— START OF DATA EXTRACT —
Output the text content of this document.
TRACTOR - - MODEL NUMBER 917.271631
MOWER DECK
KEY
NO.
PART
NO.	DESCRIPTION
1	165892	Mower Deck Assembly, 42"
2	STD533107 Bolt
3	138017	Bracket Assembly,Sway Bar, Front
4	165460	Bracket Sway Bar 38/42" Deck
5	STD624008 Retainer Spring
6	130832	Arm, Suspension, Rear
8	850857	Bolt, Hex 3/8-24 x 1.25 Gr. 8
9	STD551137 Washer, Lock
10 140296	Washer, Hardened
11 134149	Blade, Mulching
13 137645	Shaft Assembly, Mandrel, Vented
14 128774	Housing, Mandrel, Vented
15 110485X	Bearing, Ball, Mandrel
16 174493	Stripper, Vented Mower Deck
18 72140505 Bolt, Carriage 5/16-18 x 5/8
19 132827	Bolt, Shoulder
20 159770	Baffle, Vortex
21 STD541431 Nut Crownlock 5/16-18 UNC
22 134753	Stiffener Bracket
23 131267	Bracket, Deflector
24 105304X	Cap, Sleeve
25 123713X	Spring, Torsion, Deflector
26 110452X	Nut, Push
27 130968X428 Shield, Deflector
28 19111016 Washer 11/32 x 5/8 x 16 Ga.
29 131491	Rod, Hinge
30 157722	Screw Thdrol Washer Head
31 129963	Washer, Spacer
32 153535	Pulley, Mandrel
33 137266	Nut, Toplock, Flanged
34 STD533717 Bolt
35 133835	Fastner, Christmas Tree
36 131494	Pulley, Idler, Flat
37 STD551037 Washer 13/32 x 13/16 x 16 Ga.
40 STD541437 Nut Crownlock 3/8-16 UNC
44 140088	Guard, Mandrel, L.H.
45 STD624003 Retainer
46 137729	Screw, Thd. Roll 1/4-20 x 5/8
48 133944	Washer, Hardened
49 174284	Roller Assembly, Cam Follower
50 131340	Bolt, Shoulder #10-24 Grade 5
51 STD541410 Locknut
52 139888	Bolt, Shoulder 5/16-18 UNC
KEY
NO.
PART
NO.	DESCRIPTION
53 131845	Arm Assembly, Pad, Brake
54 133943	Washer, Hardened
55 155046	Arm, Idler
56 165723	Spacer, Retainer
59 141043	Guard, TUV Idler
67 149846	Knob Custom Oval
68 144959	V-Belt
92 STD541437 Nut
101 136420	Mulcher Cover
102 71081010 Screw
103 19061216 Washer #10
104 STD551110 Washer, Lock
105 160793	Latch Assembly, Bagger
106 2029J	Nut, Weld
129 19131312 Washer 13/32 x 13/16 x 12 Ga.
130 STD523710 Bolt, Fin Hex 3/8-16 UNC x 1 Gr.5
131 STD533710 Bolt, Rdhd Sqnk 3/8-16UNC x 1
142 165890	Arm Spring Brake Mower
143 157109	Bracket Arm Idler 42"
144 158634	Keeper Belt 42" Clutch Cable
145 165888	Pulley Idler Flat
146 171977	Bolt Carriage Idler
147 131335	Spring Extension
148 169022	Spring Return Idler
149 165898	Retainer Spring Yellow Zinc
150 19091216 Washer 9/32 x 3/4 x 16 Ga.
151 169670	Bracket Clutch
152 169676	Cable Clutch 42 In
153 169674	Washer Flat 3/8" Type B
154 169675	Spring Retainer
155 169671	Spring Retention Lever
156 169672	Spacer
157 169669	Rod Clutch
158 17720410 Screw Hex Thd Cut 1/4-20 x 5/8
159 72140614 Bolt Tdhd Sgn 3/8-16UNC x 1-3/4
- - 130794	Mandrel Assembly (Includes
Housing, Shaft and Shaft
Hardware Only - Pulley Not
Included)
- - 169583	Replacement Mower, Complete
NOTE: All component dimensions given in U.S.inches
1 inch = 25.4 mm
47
— END OF DATA EXTRACT —
GIVEN TASK: Give back the whole listing exactly as it reads.

REPLY:
Output the text content of this document.
TRACTOR - - MODEL NUMBER 917.271631
MOWER DECK
KEY
NO.
PART
NO.	DESCRIPTION
1	165892	Mower Deck Assembly, 42"
2	STD533107 Bolt
3	138017	Bracket Assembly,Sway Bar, Front
4	165460	Bracket Sway Bar 38/42" Deck
5	STD624008 Retainer Spring
6	130832	Arm, Suspension, Rear
8	850857	Bolt, Hex 3/8-24 x 1.25 Gr. 8
9	STD551137 Washer, Lock
10 140296	Washer, Hardened
11 134149	Blade, Mulching
13 137645	Shaft Assembly, Mandrel, Vented
14 128774	Housing, Mandrel, Vented
15 110485X	Bearing, Ball, Mandrel
16 174493	Stripper, Vented Mower Deck
18 72140505 Bolt, Carriage 5/16-18 x 5/8
19 132827	Bolt, Shoulder
20 159770	Baffle, Vortex
21 STD541431 Nut Crownlock 5/16-18 UNC
22 134753	Stiffener Bracket
23 131267	Bracket, Deflector
24 105304X	Cap, Sleeve
25 123713X	Spring, Torsion, Deflector
26 110452X	Nut, Push
27 130968X428 Shield, Deflector
28 19111016 Washer 11/32 x 5/8 x 16 Ga.
29 131491	Rod, Hinge
30 157722	Screw Thdrol Washer Head
31 129963	Washer, Spacer
32 153535	Pulley, Mandrel
33 137266	Nut, Toplock, Flanged
34 STD533717 Bolt
35 133835	Fastner, Christmas Tree
36 131494	Pulley, Idler, Flat
37 STD551037 Washer 13/32 x 13/16 x 16 Ga.
40 STD541437 Nut Crownlock 3/8-16 UNC
44 140088	Guard, Mandrel, L.H.
45 STD624003 Retainer
46 137729	Screw, Thd. Roll 1/4-20 x 5/8
48 133944	Washer, Hardened
49 174284	Roller Assembly, Cam Follower
50 131340	Bolt, Shoulder #10-24 Grade 5
51 STD541410 Locknut
52 139888	Bolt, Shoulder 5/16-18 UNC
KEY
NO.
PART
NO.	DESCRIPTION
53 131845	Arm Assembly, Pad, Brake
54 133943	Washer, Hardened
55 155046	Arm, Idler
56 165723	Spacer, Retainer
59 141043	Guard, TUV Idler
67 149846	Knob Custom Oval
68 144959	V-Belt
92 STD541437 Nut
101 136420	Mulcher Cover
102 71081010 Screw
103 19061216 Washer #10
104 STD551110 Washer, Lock
105 160793	Latch Assembly, Bagger
106 2029J	Nut, Weld
129 19131312 Washer 13/32 x 13/16 x 12 Ga.
130 STD523710 Bolt, Fin Hex 3/8-16 UNC x 1 Gr.5
131 STD533710 Bolt, Rdhd Sqnk 3/8-16UNC x 1
142 165890	Arm Spring Brake Mower
143 157109	Bracket Arm Idler 42"
144 158634	Keeper Belt 42" Clutch Cable
145 165888	Pulley Idler Flat
146 171977	Bolt Carriage Idler
147 131335	Spring Extension
148 169022	Spring Return Idler
149 165898	Retainer Spring Yellow Zinc
150 19091216 Washer 9/32 x 3/4 x 16 Ga.
151 169670	Bracket Clutch
152 169676	Cable Clutch 42 In
153 169674	Washer Flat 3/8" Type B
154 169675	Spring Retainer
155 169671	Spring Retention Lever
156 169672	Spacer
157 169669	Rod Clutch
158 17720410 Screw Hex Thd Cut 1/4-20 x 5/8
159 72140614 Bolt Tdhd Sgn 3/8-16UNC x 1-3/4
- - 130794	Mandrel Assembly (Includes
Housing, Shaft and Shaft
Hardware Only - Pulley Not
Included)
- - 169583	Replacement Mower, Complete
NOTE: All component dimensions given in U.S.inches
1 inch = 25.4 mm
47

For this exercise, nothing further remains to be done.